GIVEN ENTRIES -
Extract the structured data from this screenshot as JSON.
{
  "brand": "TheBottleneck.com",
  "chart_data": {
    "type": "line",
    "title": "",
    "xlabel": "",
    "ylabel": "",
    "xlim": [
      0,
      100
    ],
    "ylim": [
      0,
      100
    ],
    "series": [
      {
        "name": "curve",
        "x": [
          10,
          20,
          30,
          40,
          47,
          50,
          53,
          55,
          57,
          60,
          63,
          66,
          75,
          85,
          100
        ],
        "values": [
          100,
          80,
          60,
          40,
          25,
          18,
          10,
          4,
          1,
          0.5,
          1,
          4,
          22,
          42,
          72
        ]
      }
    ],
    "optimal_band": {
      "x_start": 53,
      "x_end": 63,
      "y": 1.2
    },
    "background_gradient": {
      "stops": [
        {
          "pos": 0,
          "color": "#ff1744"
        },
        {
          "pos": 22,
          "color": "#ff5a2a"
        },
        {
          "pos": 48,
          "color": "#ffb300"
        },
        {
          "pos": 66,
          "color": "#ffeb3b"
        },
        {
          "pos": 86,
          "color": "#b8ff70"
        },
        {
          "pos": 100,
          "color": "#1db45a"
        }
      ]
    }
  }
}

==

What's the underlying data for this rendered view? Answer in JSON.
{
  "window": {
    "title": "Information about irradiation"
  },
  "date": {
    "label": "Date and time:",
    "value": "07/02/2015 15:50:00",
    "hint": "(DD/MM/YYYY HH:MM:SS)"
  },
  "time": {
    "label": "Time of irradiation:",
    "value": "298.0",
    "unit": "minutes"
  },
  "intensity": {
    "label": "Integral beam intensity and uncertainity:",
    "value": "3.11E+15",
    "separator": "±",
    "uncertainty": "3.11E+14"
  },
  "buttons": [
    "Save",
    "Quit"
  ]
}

WORK REQUIRED - Copy all lines above containing the string "this".

FULL RESPONSE -
Extract the structured data from this screenshot as JSON.
What's the underlying data for this rendered view? Answer in JSON.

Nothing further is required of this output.